(Goal): Print every entry exactly as written.

**** Data for the task

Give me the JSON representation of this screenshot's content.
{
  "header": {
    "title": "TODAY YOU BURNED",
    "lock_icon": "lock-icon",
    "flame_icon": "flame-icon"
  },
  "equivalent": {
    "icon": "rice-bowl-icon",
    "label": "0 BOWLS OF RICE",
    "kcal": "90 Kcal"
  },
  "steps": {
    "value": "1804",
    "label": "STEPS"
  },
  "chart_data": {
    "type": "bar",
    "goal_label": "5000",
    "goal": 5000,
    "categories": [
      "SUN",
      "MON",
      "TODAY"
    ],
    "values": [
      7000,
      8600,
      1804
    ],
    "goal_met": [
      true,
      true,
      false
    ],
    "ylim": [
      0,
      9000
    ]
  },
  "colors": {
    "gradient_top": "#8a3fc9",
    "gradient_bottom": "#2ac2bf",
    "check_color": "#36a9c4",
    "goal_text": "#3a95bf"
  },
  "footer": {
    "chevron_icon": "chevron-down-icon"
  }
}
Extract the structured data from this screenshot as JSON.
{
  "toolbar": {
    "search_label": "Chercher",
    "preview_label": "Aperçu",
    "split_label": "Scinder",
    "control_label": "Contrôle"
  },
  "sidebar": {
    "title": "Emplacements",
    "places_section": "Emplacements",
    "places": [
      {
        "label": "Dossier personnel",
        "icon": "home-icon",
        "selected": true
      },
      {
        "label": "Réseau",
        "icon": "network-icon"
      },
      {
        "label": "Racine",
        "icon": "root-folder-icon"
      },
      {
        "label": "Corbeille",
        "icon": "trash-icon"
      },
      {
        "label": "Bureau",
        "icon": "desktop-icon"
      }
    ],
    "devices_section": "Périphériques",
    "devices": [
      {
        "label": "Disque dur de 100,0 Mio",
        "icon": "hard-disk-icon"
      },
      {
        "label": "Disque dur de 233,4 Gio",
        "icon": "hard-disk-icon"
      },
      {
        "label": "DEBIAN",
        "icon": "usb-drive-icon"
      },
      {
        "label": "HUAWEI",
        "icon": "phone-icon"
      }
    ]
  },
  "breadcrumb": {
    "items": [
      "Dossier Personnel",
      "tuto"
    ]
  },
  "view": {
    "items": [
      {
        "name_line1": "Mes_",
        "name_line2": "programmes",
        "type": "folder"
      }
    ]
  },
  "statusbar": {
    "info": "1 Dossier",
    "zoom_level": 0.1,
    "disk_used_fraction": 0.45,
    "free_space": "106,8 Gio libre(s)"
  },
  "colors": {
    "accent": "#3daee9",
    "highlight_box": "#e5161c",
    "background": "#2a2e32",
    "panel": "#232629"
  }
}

********

(Task output):
Give me the JSON representation of this screenshot's content.
{
  "header": {
    "title": "TODAY YOU BURNED",
    "lock_icon": "lock-icon",
    "flame_icon": "flame-icon"
  },
  "equivalent": {
    "icon": "rice-bowl-icon",
    "label": "0 BOWLS OF RICE",
    "kcal": "90 Kcal"
  },
  "steps": {
    "value": "1804",
    "label": "STEPS"
  },
  "chart_data": {
    "type": "bar",
    "goal_label": "5000",
    "goal": 5000,
    "categories": [
      "SUN",
      "MON",
      "TODAY"
    ],
    "values": [
      7000,
      8600,
      1804
    ],
    "goal_met": [
      true,
      true,
      false
    ],
    "ylim": [
      0,
      9000
    ]
  },
  "colors": {
    "gradient_top": "#8a3fc9",
    "gradient_bottom": "#2ac2bf",
    "check_color": "#36a9c4",
    "goal_text": "#3a95bf"
  },
  "footer": {
    "chevron_icon": "chevron-down-icon"
  }
}
Extract the structured data from this screenshot as JSON.
{
  "toolbar": {
    "search_label": "Chercher",
    "preview_label": "Aperçu",
    "split_label": "Scinder",
    "control_label": "Contrôle"
  },
  "sidebar": {
    "title": "Emplacements",
    "places_section": "Emplacements",
    "places": [
      {
        "label": "Dossier personnel",
        "icon": "home-icon",
        "selected": true
      },
      {
        "label": "Réseau",
        "icon": "network-icon"
      },
      {
        "label": "Racine",
        "icon": "root-folder-icon"
      },
      {
        "label": "Corbeille",
        "icon": "trash-icon"
      },
      {
        "label": "Bureau",
        "icon": "desktop-icon"
      }
    ],
    "devices_section": "Périphériques",
    "devices": [
      {
        "label": "Disque dur de 100,0 Mio",
        "icon": "hard-disk-icon"
      },
      {
        "label": "Disque dur de 233,4 Gio",
        "icon": "hard-disk-icon"
      },
      {
        "label": "DEBIAN",
        "icon": "usb-drive-icon"
      },
      {
        "label": "HUAWEI",
        "icon": "phone-icon"
      }
    ]
  },
  "breadcrumb": {
    "items": [
      "Dossier Personnel",
      "tuto"
    ]
  },
  "view": {
    "items": [
      {
        "name_line1": "Mes_",
        "name_line2": "programmes",
        "type": "folder"
      }
    ]
  },
  "statusbar": {
    "info": "1 Dossier",
    "zoom_level": 0.1,
    "disk_used_fraction": 0.45,
    "free_space": "106,8 Gio libre(s)"
  },
  "colors": {
    "accent": "#3daee9",
    "highlight_box": "#e5161c",
    "background": "#2a2e32",
    "panel": "#232629"
  }
}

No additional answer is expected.